— Begin PROVIDED RECORDS —
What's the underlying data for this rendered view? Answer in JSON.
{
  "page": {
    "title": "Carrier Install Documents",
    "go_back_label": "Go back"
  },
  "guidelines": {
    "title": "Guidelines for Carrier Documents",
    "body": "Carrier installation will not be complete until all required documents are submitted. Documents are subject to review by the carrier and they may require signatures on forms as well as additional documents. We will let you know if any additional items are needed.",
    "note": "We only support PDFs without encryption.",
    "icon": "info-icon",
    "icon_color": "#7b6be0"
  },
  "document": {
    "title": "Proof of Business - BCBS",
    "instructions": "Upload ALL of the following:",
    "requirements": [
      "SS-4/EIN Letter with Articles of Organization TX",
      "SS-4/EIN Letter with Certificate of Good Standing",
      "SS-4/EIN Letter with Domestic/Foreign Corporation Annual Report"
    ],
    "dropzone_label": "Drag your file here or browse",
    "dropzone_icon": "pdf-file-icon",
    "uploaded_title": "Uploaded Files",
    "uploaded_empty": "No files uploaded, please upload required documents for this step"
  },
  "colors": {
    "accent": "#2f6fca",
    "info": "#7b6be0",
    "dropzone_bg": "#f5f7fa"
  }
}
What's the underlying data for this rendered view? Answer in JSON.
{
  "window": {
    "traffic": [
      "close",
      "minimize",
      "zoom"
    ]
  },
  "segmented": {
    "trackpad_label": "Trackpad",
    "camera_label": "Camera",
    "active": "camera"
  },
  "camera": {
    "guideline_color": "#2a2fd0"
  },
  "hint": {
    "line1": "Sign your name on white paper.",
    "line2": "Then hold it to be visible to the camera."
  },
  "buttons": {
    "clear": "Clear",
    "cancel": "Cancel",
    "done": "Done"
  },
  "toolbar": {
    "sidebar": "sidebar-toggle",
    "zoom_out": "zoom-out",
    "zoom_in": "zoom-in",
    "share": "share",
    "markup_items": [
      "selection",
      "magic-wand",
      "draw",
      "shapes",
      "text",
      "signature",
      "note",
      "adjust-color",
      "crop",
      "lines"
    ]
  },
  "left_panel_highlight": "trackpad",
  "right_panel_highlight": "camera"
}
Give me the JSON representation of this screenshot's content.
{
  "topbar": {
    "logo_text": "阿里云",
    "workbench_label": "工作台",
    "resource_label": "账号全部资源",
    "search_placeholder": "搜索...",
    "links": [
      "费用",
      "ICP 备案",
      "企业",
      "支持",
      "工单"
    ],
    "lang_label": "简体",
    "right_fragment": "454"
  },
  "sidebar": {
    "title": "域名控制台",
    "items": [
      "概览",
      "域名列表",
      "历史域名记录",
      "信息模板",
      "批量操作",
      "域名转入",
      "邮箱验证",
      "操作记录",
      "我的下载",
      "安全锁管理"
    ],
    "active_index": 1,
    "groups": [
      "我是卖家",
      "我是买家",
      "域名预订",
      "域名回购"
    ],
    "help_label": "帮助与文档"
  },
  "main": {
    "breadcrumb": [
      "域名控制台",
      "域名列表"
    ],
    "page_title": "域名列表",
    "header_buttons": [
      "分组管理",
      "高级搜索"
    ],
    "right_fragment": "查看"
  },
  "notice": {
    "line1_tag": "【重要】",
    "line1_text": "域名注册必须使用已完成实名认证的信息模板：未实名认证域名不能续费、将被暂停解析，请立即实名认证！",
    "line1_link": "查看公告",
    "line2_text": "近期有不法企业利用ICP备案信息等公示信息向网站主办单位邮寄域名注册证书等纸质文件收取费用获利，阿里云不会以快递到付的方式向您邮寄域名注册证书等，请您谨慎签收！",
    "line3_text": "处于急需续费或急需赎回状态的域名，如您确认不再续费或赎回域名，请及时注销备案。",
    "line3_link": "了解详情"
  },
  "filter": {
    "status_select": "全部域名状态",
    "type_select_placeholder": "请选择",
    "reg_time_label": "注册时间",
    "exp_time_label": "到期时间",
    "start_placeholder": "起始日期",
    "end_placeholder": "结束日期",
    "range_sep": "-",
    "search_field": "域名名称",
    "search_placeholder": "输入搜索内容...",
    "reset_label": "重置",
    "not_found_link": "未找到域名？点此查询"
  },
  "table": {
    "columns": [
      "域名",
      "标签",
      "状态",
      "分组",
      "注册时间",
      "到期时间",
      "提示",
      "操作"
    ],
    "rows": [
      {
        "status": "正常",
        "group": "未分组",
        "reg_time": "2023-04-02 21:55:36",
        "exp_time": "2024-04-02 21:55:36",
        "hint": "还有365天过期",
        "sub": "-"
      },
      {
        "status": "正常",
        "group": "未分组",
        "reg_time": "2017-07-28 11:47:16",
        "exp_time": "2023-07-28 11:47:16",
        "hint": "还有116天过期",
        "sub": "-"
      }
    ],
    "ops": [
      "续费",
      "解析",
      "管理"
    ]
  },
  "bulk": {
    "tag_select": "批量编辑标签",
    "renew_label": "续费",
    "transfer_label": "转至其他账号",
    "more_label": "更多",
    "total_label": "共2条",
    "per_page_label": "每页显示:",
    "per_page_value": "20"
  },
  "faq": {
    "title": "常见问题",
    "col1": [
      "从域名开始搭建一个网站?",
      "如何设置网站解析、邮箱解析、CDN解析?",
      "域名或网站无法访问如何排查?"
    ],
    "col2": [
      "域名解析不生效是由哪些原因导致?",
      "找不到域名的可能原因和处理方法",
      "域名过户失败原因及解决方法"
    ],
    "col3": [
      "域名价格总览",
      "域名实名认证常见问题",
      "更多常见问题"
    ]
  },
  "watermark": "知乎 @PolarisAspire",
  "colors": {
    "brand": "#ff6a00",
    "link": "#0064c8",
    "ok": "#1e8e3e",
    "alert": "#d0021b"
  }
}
— End PROVIDED RECORDS —
=== TASK STATEMENT ===
Every record shown above should be written out again exactly.

=== CORRECT RESULT ===
What's the underlying data for this rendered view? Answer in JSON.
{
  "page": {
    "title": "Carrier Install Documents",
    "go_back_label": "Go back"
  },
  "guidelines": {
    "title": "Guidelines for Carrier Documents",
    "body": "Carrier installation will not be complete until all required documents are submitted. Documents are subject to review by the carrier and they may require signatures on forms as well as additional documents. We will let you know if any additional items are needed.",
    "note": "We only support PDFs without encryption.",
    "icon": "info-icon",
    "icon_color": "#7b6be0"
  },
  "document": {
    "title": "Proof of Business - BCBS",
    "instructions": "Upload ALL of the following:",
    "requirements": [
      "SS-4/EIN Letter with Articles of Organization TX",
      "SS-4/EIN Letter with Certificate of Good Standing",
      "SS-4/EIN Letter with Domestic/Foreign Corporation Annual Report"
    ],
    "dropzone_label": "Drag your file here or browse",
    "dropzone_icon": "pdf-file-icon",
    "uploaded_title": "Uploaded Files",
    "uploaded_empty": "No files uploaded, please upload required documents for this step"
  },
  "colors": {
    "accent": "#2f6fca",
    "info": "#7b6be0",
    "dropzone_bg": "#f5f7fa"
  }
}
What's the underlying data for this rendered view? Answer in JSON.
{
  "window": {
    "traffic": [
      "close",
      "minimize",
      "zoom"
    ]
  },
  "segmented": {
    "trackpad_label": "Trackpad",
    "camera_label": "Camera",
    "active": "camera"
  },
  "camera": {
    "guideline_color": "#2a2fd0"
  },
  "hint": {
    "line1": "Sign your name on white paper.",
    "line2": "Then hold it to be visible to the camera."
  },
  "buttons": {
    "clear": "Clear",
    "cancel": "Cancel",
    "done": "Done"
  },
  "toolbar": {
    "sidebar": "sidebar-toggle",
    "zoom_out": "zoom-out",
    "zoom_in": "zoom-in",
    "share": "share",
    "markup_items": [
      "selection",
      "magic-wand",
      "draw",
      "shapes",
      "text",
      "signature",
      "note",
      "adjust-color",
      "crop",
      "lines"
    ]
  },
  "left_panel_highlight": "trackpad",
  "right_panel_highlight": "camera"
}
Give me the JSON representation of this screenshot's content.
{
  "topbar": {
    "logo_text": "阿里云",
    "workbench_label": "工作台",
    "resource_label": "账号全部资源",
    "search_placeholder": "搜索...",
    "links": [
      "费用",
      "ICP 备案",
      "企业",
      "支持",
      "工单"
    ],
    "lang_label": "简体",
    "right_fragment": "454"
  },
  "sidebar": {
    "title": "域名控制台",
    "items": [
      "概览",
      "域名列表",
      "历史域名记录",
      "信息模板",
      "批量操作",
      "域名转入",
      "邮箱验证",
      "操作记录",
      "我的下载",
      "安全锁管理"
    ],
    "active_index": 1,
    "groups": [
      "我是卖家",
      "我是买家",
      "域名预订",
      "域名回购"
    ],
    "help_label": "帮助与文档"
  },
  "main": {
    "breadcrumb": [
      "域名控制台",
      "域名列表"
    ],
    "page_title": "域名列表",
    "header_buttons": [
      "分组管理",
      "高级搜索"
    ],
    "right_fragment": "查看"
  },
  "notice": {
    "line1_tag": "【重要】",
    "line1_text": "域名注册必须使用已完成实名认证的信息模板：未实名认证域名不能续费、将被暂停解析，请立即实名认证！",
    "line1_link": "查看公告",
    "line2_text": "近期有不法企业利用ICP备案信息等公示信息向网站主办单位邮寄域名注册证书等纸质文件收取费用获利，阿里云不会以快递到付的方式向您邮寄域名注册证书等，请您谨慎签收！",
    "line3_text": "处于急需续费或急需赎回状态的域名，如您确认不再续费或赎回域名，请及时注销备案。",
    "line3_link": "了解详情"
  },
  "filter": {
    "status_select": "全部域名状态",
    "type_select_placeholder": "请选择",
    "reg_time_label": "注册时间",
    "exp_time_label": "到期时间",
    "start_placeholder": "起始日期",
    "end_placeholder": "结束日期",
    "range_sep": "-",
    "search_field": "域名名称",
    "search_placeholder": "输入搜索内容...",
    "reset_label": "重置",
    "not_found_link": "未找到域名？点此查询"
  },
  "table": {
    "columns": [
      "域名",
      "标签",
      "状态",
      "分组",
      "注册时间",
      "到期时间",
      "提示",
      "操作"
    ],
    "rows": [
      {
        "status": "正常",
        "group": "未分组",
        "reg_time": "2023-04-02 21:55:36",
        "exp_time": "2024-04-02 21:55:36",
        "hint": "还有365天过期",
        "sub": "-"
      },
      {
        "status": "正常",
        "group": "未分组",
        "reg_time": "2017-07-28 11:47:16",
        "exp_time": "2023-07-28 11:47:16",
        "hint": "还有116天过期",
        "sub": "-"
      }
    ],
    "ops": [
      "续费",
      "解析",
      "管理"
    ]
  },
  "bulk": {
    "tag_select": "批量编辑标签",
    "renew_label": "续费",
    "transfer_label": "转至其他账号",
    "more_label": "更多",
    "total_label": "共2条",
    "per_page_label": "每页显示:",
    "per_page_value": "20"
  },
  "faq": {
    "title": "常见问题",
    "col1": [
      "从域名开始搭建一个网站?",
      "如何设置网站解析、邮箱解析、CDN解析?",
      "域名或网站无法访问如何排查?"
    ],
    "col2": [
      "域名解析不生效是由哪些原因导致?",
      "找不到域名的可能原因和处理方法",
      "域名过户失败原因及解决方法"
    ],
    "col3": [
      "域名价格总览",
      "域名实名认证常见问题",
      "更多常见问题"
    ]
  },
  "watermark": "知乎 @PolarisAspire",
  "colors": {
    "brand": "#ff6a00",
    "link": "#0064c8",
    "ok": "#1e8e3e",
    "alert": "#d0021b"
  }
}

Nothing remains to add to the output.